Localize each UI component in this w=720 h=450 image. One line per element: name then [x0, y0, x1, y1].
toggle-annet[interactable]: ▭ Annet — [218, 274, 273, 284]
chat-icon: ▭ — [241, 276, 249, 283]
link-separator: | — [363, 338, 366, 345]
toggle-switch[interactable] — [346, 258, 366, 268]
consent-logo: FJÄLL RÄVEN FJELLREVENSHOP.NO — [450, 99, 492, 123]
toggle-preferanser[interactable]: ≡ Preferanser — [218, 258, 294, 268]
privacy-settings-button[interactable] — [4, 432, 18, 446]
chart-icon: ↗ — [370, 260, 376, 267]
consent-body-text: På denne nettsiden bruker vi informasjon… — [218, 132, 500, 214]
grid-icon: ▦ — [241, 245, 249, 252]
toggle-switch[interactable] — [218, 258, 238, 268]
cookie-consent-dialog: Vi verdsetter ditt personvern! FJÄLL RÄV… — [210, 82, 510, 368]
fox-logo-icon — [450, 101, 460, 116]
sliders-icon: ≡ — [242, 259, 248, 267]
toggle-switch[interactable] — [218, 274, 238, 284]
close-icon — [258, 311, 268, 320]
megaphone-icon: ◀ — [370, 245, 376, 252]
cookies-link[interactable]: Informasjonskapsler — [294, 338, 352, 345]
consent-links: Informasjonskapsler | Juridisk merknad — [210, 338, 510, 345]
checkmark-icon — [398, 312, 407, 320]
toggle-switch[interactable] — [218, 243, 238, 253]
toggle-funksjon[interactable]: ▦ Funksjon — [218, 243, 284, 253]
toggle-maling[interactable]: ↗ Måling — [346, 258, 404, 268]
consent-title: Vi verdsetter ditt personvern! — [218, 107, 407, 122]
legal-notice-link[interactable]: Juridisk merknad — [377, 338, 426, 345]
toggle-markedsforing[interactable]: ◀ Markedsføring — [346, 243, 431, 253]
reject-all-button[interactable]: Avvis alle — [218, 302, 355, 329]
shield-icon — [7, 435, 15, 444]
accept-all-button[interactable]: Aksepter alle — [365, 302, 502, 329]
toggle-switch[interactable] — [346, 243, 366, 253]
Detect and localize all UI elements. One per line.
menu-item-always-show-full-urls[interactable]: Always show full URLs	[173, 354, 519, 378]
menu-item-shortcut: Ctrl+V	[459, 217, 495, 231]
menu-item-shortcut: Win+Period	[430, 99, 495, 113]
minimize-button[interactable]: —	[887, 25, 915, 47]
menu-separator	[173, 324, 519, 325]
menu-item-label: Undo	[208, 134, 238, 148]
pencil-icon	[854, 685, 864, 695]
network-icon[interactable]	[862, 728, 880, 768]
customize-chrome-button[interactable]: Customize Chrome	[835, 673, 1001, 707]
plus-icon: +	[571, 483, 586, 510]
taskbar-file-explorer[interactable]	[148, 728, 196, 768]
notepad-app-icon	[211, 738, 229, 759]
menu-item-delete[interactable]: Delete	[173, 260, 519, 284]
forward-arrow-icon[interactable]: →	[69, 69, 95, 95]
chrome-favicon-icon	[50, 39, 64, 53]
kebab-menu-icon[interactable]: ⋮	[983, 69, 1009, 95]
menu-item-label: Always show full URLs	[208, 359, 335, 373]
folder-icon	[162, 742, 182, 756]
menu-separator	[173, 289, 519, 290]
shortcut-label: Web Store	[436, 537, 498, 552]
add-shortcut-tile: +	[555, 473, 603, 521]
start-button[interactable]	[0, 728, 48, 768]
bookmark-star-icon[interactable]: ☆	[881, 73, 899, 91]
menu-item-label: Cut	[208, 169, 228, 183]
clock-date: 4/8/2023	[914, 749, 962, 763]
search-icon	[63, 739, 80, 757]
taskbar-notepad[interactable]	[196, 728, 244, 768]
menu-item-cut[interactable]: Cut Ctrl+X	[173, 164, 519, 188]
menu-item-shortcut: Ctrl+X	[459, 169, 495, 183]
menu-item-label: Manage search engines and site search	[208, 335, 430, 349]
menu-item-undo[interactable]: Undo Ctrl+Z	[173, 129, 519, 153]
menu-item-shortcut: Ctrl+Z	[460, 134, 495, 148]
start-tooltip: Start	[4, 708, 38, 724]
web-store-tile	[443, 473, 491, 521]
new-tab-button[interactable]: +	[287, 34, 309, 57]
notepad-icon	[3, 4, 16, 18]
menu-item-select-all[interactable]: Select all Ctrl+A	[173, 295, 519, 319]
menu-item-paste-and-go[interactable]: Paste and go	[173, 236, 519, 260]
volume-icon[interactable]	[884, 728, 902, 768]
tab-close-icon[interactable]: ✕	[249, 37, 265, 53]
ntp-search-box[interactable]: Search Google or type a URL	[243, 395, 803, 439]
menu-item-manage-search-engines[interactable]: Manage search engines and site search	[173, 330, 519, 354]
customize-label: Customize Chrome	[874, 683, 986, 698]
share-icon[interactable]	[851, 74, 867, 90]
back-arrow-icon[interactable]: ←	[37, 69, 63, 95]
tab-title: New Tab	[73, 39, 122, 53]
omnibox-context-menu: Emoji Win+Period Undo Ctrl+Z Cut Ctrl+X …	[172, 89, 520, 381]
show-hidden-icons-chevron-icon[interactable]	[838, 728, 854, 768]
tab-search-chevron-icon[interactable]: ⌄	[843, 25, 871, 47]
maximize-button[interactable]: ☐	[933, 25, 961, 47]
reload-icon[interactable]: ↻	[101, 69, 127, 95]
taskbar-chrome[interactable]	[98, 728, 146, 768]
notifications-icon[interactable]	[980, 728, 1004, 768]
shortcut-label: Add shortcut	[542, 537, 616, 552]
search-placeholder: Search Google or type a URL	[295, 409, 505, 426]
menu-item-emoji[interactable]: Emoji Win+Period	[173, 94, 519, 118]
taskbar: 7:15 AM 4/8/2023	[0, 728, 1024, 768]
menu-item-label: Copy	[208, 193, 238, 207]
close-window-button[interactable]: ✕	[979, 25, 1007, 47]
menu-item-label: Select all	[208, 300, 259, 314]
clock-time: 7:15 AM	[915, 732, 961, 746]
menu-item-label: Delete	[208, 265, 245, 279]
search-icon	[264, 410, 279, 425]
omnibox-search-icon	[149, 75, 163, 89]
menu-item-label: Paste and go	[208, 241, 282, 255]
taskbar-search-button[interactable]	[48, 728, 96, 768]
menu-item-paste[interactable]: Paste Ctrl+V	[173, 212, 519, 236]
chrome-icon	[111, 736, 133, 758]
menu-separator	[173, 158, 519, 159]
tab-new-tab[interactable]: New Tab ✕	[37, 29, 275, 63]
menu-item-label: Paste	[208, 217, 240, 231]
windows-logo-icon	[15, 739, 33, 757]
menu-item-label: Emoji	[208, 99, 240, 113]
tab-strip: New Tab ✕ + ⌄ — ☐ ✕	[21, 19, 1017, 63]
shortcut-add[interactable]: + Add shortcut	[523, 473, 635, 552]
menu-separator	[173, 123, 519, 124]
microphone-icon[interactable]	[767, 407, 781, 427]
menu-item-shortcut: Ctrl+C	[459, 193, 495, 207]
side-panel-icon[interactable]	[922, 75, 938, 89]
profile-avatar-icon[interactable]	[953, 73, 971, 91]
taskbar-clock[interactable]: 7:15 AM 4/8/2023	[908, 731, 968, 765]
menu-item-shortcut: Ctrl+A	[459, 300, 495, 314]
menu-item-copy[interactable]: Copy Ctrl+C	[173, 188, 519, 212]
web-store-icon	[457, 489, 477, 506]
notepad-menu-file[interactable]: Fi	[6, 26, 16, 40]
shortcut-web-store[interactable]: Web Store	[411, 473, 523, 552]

★ ★ ★ ★ ★ ★ ★

**Exercise description**. Reproduce all the records above, substituting "menu-divider" for every occurrence of "menu-separator" and leaving everything else unchanged.

**Answer to the exercise**.
Localize each UI component in this w=720 h=450 image. One line per element: name then [x0, y0, x1, y1].
toggle-annet[interactable]: ▭ Annet — [218, 274, 273, 284]
chat-icon: ▭ — [241, 276, 249, 283]
link-separator: | — [363, 338, 366, 345]
toggle-switch[interactable] — [346, 258, 366, 268]
consent-logo: FJÄLL RÄVEN FJELLREVENSHOP.NO — [450, 99, 492, 123]
toggle-preferanser[interactable]: ≡ Preferanser — [218, 258, 294, 268]
privacy-settings-button[interactable] — [4, 432, 18, 446]
chart-icon: ↗ — [370, 260, 376, 267]
consent-body-text: På denne nettsiden bruker vi informasjon… — [218, 132, 500, 214]
grid-icon: ▦ — [241, 245, 249, 252]
toggle-switch[interactable] — [218, 258, 238, 268]
cookie-consent-dialog: Vi verdsetter ditt personvern! FJÄLL RÄV… — [210, 82, 510, 368]
fox-logo-icon — [450, 101, 460, 116]
sliders-icon: ≡ — [242, 259, 248, 267]
toggle-switch[interactable] — [218, 274, 238, 284]
close-icon — [258, 311, 268, 320]
megaphone-icon: ◀ — [370, 245, 376, 252]
cookies-link[interactable]: Informasjonskapsler — [294, 338, 352, 345]
consent-links: Informasjonskapsler | Juridisk merknad — [210, 338, 510, 345]
checkmark-icon — [398, 312, 407, 320]
toggle-switch[interactable] — [218, 243, 238, 253]
toggle-funksjon[interactable]: ▦ Funksjon — [218, 243, 284, 253]
toggle-maling[interactable]: ↗ Måling — [346, 258, 404, 268]
consent-title: Vi verdsetter ditt personvern! — [218, 107, 407, 122]
legal-notice-link[interactable]: Juridisk merknad — [377, 338, 426, 345]
toggle-markedsforing[interactable]: ◀ Markedsføring — [346, 243, 431, 253]
reject-all-button[interactable]: Avvis alle — [218, 302, 355, 329]
shield-icon — [7, 435, 15, 444]
accept-all-button[interactable]: Aksepter alle — [365, 302, 502, 329]
toggle-switch[interactable] — [346, 243, 366, 253]
Detect and localize all UI elements. One per line.
menu-item-always-show-full-urls[interactable]: Always show full URLs	[173, 354, 519, 378]
menu-item-shortcut: Ctrl+V	[459, 217, 495, 231]
menu-item-shortcut: Win+Period	[430, 99, 495, 113]
minimize-button[interactable]: —	[887, 25, 915, 47]
menu-divider	[173, 324, 519, 325]
menu-item-label: Undo	[208, 134, 238, 148]
pencil-icon	[854, 685, 864, 695]
network-icon[interactable]	[862, 728, 880, 768]
customize-chrome-button[interactable]: Customize Chrome	[835, 673, 1001, 707]
plus-icon: +	[571, 483, 586, 510]
taskbar-file-explorer[interactable]	[148, 728, 196, 768]
notepad-app-icon	[211, 738, 229, 759]
menu-item-delete[interactable]: Delete	[173, 260, 519, 284]
forward-arrow-icon[interactable]: →	[69, 69, 95, 95]
chrome-favicon-icon	[50, 39, 64, 53]
kebab-menu-icon[interactable]: ⋮	[983, 69, 1009, 95]
menu-item-label: Always show full URLs	[208, 359, 335, 373]
folder-icon	[162, 742, 182, 756]
menu-divider	[173, 289, 519, 290]
shortcut-label: Web Store	[436, 537, 498, 552]
add-shortcut-tile: +	[555, 473, 603, 521]
start-button[interactable]	[0, 728, 48, 768]
bookmark-star-icon[interactable]: ☆	[881, 73, 899, 91]
menu-item-label: Cut	[208, 169, 228, 183]
clock-date: 4/8/2023	[914, 749, 962, 763]
search-icon	[63, 739, 80, 757]
taskbar-notepad[interactable]	[196, 728, 244, 768]
menu-item-cut[interactable]: Cut Ctrl+X	[173, 164, 519, 188]
menu-item-shortcut: Ctrl+X	[459, 169, 495, 183]
menu-item-label: Manage search engines and site search	[208, 335, 430, 349]
menu-item-undo[interactable]: Undo Ctrl+Z	[173, 129, 519, 153]
menu-item-shortcut: Ctrl+Z	[460, 134, 495, 148]
start-tooltip: Start	[4, 708, 38, 724]
web-store-tile	[443, 473, 491, 521]
new-tab-button[interactable]: +	[287, 34, 309, 57]
notepad-icon	[3, 4, 16, 18]
menu-item-select-all[interactable]: Select all Ctrl+A	[173, 295, 519, 319]
menu-item-paste-and-go[interactable]: Paste and go	[173, 236, 519, 260]
volume-icon[interactable]	[884, 728, 902, 768]
tab-close-icon[interactable]: ✕	[249, 37, 265, 53]
ntp-search-box[interactable]: Search Google or type a URL	[243, 395, 803, 439]
menu-item-manage-search-engines[interactable]: Manage search engines and site search	[173, 330, 519, 354]
customize-label: Customize Chrome	[874, 683, 986, 698]
share-icon[interactable]	[851, 74, 867, 90]
back-arrow-icon[interactable]: ←	[37, 69, 63, 95]
tab-title: New Tab	[73, 39, 122, 53]
omnibox-context-menu: Emoji Win+Period Undo Ctrl+Z Cut Ctrl+X …	[172, 89, 520, 381]
show-hidden-icons-chevron-icon[interactable]	[838, 728, 854, 768]
tab-search-chevron-icon[interactable]: ⌄	[843, 25, 871, 47]
maximize-button[interactable]: ☐	[933, 25, 961, 47]
reload-icon[interactable]: ↻	[101, 69, 127, 95]
taskbar-chrome[interactable]	[98, 728, 146, 768]
notifications-icon[interactable]	[980, 728, 1004, 768]
shortcut-label: Add shortcut	[542, 537, 616, 552]
search-placeholder: Search Google or type a URL	[295, 409, 505, 426]
menu-item-emoji[interactable]: Emoji Win+Period	[173, 94, 519, 118]
taskbar: 7:15 AM 4/8/2023	[0, 728, 1024, 768]
menu-item-label: Copy	[208, 193, 238, 207]
close-window-button[interactable]: ✕	[979, 25, 1007, 47]
menu-item-label: Select all	[208, 300, 259, 314]
clock-time: 7:15 AM	[915, 732, 961, 746]
menu-item-label: Delete	[208, 265, 245, 279]
search-icon	[264, 410, 279, 425]
omnibox-search-icon	[149, 75, 163, 89]
menu-item-label: Paste and go	[208, 241, 282, 255]
taskbar-search-button[interactable]	[48, 728, 96, 768]
menu-item-paste[interactable]: Paste Ctrl+V	[173, 212, 519, 236]
chrome-icon	[111, 736, 133, 758]
menu-divider	[173, 158, 519, 159]
tab-new-tab[interactable]: New Tab ✕	[37, 29, 275, 63]
menu-item-label: Paste	[208, 217, 240, 231]
windows-logo-icon	[15, 739, 33, 757]
menu-item-label: Emoji	[208, 99, 240, 113]
tab-strip: New Tab ✕ + ⌄ — ☐ ✕	[21, 19, 1017, 63]
shortcut-add[interactable]: + Add shortcut	[523, 473, 635, 552]
menu-divider	[173, 123, 519, 124]
microphone-icon[interactable]	[767, 407, 781, 427]
menu-item-shortcut: Ctrl+C	[459, 193, 495, 207]
side-panel-icon[interactable]	[922, 75, 938, 89]
profile-avatar-icon[interactable]	[953, 73, 971, 91]
taskbar-clock[interactable]: 7:15 AM 4/8/2023	[908, 731, 968, 765]
menu-item-shortcut: Ctrl+A	[459, 300, 495, 314]
menu-item-copy[interactable]: Copy Ctrl+C	[173, 188, 519, 212]
web-store-icon	[457, 489, 477, 506]
notepad-menu-file[interactable]: Fi	[6, 26, 16, 40]
shortcut-web-store[interactable]: Web Store	[411, 473, 523, 552]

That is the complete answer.